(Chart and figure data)
----
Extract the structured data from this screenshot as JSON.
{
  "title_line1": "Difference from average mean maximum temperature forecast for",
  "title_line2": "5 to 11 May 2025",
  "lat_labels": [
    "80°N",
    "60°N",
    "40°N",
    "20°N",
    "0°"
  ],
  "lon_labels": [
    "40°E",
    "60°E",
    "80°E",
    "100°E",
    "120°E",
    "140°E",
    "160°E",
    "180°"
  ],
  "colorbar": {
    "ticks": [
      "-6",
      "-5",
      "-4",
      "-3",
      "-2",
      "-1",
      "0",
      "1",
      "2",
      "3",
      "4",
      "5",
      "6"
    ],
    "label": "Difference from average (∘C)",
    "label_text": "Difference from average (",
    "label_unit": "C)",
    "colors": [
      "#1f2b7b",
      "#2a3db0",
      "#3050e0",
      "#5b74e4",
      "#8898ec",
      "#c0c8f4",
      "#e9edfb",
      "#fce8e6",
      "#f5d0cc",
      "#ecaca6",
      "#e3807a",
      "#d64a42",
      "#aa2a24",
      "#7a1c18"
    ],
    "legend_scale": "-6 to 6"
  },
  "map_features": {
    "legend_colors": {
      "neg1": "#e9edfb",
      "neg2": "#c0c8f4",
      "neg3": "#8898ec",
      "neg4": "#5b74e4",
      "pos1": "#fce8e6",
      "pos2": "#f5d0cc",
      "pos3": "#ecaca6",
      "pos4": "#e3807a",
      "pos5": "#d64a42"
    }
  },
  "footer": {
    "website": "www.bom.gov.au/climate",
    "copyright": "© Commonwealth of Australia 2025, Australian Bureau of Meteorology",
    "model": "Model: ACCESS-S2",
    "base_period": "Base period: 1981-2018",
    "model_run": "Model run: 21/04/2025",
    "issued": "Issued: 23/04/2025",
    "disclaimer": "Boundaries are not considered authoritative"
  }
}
----
### PROBLEM STATEMENT
State the number of lines in these entries that include the string "average". Provide nothing beyond that number.

### ANSWER FOR THE TASK
3